**PROMPT**
Repeat each record below exactly as given.
== MATERIALS PROVIDED
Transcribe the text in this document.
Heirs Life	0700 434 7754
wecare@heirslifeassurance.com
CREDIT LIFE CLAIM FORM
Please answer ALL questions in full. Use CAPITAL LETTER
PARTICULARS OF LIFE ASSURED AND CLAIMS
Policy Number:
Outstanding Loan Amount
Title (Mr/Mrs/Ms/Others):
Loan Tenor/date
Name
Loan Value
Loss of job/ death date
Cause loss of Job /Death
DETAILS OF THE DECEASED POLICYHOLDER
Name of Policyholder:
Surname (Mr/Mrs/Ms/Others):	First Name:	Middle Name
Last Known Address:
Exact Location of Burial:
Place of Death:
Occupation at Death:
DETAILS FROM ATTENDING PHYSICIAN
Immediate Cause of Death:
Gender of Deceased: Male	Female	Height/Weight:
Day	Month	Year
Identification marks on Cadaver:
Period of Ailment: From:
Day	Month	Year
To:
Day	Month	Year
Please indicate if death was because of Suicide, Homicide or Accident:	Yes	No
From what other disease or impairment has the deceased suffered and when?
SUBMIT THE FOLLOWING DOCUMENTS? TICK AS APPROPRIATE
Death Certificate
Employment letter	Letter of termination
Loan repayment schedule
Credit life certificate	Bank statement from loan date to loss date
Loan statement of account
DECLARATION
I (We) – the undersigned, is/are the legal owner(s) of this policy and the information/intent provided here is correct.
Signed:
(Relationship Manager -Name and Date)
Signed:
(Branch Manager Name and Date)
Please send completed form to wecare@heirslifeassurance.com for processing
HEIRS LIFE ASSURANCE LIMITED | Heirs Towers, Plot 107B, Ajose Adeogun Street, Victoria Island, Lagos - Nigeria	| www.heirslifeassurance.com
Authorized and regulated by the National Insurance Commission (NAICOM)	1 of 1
====
**ANSWER FOR THIS EXERCISE**
Transcribe the text in this document.
Heirs Life	0700 434 7754
wecare@heirslifeassurance.com
CREDIT LIFE CLAIM FORM
Please answer ALL questions in full. Use CAPITAL LETTER
PARTICULARS OF LIFE ASSURED AND CLAIMS
Policy Number:
Outstanding Loan Amount
Title (Mr/Mrs/Ms/Others):
Loan Tenor/date
Name
Loan Value
Loss of job/ death date
Cause loss of Job /Death
DETAILS OF THE DECEASED POLICYHOLDER
Name of Policyholder:
Surname (Mr/Mrs/Ms/Others):	First Name:	Middle Name
Last Known Address:
Exact Location of Burial:
Place of Death:
Occupation at Death:
DETAILS FROM ATTENDING PHYSICIAN
Immediate Cause of Death:
Gender of Deceased: Male	Female	Height/Weight:
Day	Month	Year
Identification marks on Cadaver:
Period of Ailment: From:
Day	Month	Year
To:
Day	Month	Year
Please indicate if death was because of Suicide, Homicide or Accident:	Yes	No
From what other disease or impairment has the deceased suffered and when?
SUBMIT THE FOLLOWING DOCUMENTS? TICK AS APPROPRIATE
Death Certificate
Employment letter	Letter of termination
Loan repayment schedule
Credit life certificate	Bank statement from loan date to loss date
Loan statement of account
DECLARATION
I (We) – the undersigned, is/are the legal owner(s) of this policy and the information/intent provided here is correct.
Signed:
(Relationship Manager -Name and Date)
Signed:
(Branch Manager Name and Date)
Please send completed form to wecare@heirslifeassurance.com for processing
HEIRS LIFE ASSURANCE LIMITED | Heirs Towers, Plot 107B, Ajose Adeogun Street, Victoria Island, Lagos - Nigeria	| www.heirslifeassurance.com
Authorized and regulated by the National Insurance Commission (NAICOM)	1 of 1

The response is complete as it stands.